═══ ENTRIES ═══

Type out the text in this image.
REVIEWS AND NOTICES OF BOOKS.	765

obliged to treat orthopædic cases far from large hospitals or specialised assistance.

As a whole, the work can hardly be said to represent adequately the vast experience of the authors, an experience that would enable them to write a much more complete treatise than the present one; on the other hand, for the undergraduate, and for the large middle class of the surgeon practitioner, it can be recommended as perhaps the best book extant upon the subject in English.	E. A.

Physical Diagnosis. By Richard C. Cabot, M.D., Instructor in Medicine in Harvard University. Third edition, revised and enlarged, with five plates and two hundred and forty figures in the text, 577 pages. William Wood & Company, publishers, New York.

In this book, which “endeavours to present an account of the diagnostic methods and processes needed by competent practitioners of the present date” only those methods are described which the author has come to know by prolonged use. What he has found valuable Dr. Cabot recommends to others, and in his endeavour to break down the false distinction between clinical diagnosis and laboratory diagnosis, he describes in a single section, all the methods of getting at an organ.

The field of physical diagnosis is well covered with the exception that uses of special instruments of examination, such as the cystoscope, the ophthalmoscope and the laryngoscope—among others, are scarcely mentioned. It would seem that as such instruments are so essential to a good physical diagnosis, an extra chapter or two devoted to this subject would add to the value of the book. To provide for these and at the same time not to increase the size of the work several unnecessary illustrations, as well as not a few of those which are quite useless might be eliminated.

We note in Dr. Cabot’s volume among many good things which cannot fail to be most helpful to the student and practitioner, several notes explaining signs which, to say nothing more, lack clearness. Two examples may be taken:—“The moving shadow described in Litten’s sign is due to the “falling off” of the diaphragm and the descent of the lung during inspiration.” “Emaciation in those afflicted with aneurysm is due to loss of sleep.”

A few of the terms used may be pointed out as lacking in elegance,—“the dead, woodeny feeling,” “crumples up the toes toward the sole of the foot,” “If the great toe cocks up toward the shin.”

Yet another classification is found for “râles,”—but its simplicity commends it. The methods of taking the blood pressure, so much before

═══

## EXERCISE DIRECTIONS
Write the listing out again, exactly as shown above.

## OUTPUT FOR THIS TASK
Type out the text in this image.
REVIEWS AND NOTICES OF BOOKS.	765

obliged to treat orthopædic cases far from large hospitals or specialised assistance.

As a whole, the work can hardly be said to represent adequately the vast experience of the authors, an experience that would enable them to write a much more complete treatise than the present one; on the other hand, for the undergraduate, and for the large middle class of the surgeon practitioner, it can be recommended as perhaps the best book extant upon the subject in English.	E. A.

Physical Diagnosis. By Richard C. Cabot, M.D., Instructor in Medicine in Harvard University. Third edition, revised and enlarged, with five plates and two hundred and forty figures in the text, 577 pages. William Wood & Company, publishers, New York.

In this book, which “endeavours to present an account of the diagnostic methods and processes needed by competent practitioners of the present date” only those methods are described which the author has come to know by prolonged use. What he has found valuable Dr. Cabot recommends to others, and in his endeavour to break down the false distinction between clinical diagnosis and laboratory diagnosis, he describes in a single section, all the methods of getting at an organ.

The field of physical diagnosis is well covered with the exception that uses of special instruments of examination, such as the cystoscope, the ophthalmoscope and the laryngoscope—among others, are scarcely mentioned. It would seem that as such instruments are so essential to a good physical diagnosis, an extra chapter or two devoted to this subject would add to the value of the book. To provide for these and at the same time not to increase the size of the work several unnecessary illustrations, as well as not a few of those which are quite useless might be eliminated.

We note in Dr. Cabot’s volume among many good things which cannot fail to be most helpful to the student and practitioner, several notes explaining signs which, to say nothing more, lack clearness. Two examples may be taken:—“The moving shadow described in Litten’s sign is due to the “falling off” of the diaphragm and the descent of the lung during inspiration.” “Emaciation in those afflicted with aneurysm is due to loss of sleep.”

A few of the terms used may be pointed out as lacking in elegance,—“the dead, woodeny feeling,” “crumples up the toes toward the sole of the foot,” “If the great toe cocks up toward the shin.”

Yet another classification is found for “râles,”—but its simplicity commends it. The methods of taking the blood pressure, so much before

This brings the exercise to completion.